Short task ▸
In the entries below, count each line holding the word "obtained". Answer with the total alone.

===== Input material =====

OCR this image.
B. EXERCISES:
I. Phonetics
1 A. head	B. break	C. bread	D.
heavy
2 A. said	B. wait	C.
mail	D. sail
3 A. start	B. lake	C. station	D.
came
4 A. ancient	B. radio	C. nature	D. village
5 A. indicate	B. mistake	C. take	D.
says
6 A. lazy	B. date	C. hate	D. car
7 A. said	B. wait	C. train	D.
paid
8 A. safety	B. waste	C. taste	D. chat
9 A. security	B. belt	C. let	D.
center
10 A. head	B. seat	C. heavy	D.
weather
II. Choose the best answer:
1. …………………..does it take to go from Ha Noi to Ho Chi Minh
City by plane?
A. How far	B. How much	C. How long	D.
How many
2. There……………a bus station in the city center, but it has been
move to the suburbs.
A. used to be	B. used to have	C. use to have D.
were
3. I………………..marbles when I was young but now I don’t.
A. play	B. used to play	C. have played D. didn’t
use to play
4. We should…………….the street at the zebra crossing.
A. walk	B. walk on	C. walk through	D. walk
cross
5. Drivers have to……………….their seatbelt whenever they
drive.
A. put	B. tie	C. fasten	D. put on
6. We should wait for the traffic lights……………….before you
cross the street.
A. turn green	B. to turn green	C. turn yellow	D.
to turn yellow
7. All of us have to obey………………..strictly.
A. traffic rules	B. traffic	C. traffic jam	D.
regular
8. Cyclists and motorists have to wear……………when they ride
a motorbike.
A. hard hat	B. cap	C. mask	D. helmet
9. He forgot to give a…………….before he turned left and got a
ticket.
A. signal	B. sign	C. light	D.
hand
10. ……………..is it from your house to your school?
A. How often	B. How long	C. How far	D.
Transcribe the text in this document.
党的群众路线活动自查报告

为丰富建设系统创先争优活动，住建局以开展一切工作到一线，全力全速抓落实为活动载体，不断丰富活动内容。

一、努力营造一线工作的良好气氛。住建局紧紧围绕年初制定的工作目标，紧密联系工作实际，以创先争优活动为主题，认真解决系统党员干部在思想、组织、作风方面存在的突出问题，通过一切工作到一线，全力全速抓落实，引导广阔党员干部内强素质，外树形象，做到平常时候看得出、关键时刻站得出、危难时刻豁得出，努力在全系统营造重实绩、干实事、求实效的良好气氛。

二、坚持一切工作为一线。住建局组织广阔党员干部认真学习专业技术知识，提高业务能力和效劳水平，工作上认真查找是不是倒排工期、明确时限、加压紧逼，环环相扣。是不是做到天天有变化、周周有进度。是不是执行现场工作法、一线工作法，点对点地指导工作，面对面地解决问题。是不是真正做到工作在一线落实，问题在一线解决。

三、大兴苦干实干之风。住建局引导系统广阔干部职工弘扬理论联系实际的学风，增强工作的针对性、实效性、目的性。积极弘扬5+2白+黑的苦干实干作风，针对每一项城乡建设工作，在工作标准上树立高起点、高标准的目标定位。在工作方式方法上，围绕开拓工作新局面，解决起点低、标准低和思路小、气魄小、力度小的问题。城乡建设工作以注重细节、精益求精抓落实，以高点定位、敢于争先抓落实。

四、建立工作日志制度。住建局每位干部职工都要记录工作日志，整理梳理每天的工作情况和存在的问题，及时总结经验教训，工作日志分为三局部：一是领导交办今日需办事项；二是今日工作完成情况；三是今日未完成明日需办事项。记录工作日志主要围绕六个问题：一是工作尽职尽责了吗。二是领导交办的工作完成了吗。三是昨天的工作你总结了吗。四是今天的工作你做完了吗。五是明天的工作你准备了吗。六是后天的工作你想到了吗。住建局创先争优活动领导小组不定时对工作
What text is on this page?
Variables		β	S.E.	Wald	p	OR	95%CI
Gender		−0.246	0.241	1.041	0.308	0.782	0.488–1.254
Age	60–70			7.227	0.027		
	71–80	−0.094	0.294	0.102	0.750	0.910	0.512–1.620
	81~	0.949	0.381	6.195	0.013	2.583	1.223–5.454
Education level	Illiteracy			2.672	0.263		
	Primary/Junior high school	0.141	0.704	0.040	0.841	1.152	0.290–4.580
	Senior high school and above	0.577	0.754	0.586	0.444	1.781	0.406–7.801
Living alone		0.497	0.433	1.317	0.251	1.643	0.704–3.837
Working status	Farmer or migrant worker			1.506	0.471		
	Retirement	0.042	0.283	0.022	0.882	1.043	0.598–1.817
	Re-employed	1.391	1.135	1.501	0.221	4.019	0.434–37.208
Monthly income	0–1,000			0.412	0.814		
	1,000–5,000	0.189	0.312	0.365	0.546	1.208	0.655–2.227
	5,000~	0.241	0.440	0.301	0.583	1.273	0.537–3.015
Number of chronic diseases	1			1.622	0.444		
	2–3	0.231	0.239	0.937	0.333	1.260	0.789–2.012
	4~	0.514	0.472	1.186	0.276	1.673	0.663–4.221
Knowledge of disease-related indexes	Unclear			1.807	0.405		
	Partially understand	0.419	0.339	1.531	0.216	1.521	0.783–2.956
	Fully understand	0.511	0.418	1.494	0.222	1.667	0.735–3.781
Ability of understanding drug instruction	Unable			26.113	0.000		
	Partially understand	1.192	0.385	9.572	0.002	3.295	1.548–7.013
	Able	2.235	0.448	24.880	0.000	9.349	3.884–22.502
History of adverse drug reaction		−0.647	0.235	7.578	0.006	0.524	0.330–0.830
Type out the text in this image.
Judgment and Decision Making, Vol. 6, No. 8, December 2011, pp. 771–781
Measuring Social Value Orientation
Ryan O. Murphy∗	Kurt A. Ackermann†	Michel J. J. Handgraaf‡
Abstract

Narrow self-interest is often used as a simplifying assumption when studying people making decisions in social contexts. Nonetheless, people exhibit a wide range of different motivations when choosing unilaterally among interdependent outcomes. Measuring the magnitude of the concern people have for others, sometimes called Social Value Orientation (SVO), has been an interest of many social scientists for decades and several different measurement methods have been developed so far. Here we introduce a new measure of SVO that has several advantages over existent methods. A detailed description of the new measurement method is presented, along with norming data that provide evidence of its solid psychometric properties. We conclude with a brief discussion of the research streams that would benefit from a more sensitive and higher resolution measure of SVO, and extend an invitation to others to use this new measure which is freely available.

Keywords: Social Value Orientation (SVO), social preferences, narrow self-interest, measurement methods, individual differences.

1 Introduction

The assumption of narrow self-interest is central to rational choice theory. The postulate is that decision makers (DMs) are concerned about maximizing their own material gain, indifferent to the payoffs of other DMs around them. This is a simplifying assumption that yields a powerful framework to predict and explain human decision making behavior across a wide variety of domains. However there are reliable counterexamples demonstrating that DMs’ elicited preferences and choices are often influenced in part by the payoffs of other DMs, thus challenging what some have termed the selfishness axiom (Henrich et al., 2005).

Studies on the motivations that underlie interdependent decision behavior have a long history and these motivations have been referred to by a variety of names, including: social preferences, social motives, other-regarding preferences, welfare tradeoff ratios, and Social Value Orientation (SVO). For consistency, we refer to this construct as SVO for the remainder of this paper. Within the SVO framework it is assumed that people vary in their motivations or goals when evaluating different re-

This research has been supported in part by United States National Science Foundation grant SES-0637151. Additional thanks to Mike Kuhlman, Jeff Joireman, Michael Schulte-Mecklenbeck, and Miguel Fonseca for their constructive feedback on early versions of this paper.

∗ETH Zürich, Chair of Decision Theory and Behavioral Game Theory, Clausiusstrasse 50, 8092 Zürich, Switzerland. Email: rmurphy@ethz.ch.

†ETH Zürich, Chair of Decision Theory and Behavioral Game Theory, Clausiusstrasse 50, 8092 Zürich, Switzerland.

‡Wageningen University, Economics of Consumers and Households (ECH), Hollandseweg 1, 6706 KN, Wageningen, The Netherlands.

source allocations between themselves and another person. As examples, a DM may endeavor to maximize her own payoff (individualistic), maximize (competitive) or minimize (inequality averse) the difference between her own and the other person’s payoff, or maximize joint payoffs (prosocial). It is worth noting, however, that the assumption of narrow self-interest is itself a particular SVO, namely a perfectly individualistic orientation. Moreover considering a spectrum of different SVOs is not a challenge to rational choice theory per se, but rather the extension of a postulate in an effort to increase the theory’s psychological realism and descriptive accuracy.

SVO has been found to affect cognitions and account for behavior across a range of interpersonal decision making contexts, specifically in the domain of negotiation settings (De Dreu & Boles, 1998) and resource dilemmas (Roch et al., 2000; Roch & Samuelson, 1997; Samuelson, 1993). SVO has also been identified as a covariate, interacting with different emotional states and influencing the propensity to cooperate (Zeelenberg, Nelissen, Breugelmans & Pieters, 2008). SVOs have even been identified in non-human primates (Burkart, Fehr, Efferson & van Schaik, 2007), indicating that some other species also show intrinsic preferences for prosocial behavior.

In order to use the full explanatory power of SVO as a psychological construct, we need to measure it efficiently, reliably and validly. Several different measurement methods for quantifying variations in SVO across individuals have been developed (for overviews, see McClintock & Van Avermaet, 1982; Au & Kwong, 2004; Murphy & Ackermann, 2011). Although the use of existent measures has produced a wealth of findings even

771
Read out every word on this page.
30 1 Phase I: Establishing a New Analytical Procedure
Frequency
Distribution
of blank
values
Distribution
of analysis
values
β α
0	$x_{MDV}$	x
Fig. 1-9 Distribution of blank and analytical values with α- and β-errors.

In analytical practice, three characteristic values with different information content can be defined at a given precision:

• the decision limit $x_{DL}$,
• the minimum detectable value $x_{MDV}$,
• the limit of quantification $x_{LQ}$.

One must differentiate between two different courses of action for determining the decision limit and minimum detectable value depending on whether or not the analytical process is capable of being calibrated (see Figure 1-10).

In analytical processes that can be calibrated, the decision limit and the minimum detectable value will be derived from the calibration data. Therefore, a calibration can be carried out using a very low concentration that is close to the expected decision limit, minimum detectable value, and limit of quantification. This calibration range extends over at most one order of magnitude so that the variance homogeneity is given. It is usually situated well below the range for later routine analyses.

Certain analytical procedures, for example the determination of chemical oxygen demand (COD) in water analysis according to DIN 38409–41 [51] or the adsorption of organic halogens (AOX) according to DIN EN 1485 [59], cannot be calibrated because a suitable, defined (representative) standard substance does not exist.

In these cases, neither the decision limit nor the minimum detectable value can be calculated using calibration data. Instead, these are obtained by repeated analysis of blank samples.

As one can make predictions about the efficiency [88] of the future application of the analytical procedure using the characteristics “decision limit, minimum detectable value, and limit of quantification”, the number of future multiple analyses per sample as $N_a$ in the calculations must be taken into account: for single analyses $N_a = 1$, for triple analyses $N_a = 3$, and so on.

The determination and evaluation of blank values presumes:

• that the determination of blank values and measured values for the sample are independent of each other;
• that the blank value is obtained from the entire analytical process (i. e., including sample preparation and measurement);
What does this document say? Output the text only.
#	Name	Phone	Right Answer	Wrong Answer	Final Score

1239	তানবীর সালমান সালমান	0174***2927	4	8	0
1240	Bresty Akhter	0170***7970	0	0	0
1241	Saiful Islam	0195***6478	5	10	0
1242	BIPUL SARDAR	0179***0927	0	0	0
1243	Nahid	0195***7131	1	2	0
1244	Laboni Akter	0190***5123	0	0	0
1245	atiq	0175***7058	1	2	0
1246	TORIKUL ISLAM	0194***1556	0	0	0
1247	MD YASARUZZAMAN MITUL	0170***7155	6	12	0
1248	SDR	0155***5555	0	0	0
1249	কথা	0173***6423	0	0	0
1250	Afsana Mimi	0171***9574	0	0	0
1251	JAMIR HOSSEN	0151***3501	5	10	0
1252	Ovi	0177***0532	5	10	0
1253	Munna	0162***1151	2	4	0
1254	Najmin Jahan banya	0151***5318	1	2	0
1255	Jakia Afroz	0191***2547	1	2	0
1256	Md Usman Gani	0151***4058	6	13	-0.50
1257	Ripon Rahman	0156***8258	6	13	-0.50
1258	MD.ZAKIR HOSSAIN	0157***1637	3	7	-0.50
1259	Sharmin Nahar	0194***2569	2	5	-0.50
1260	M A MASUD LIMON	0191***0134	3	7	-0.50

=====

Exercise output ▸
2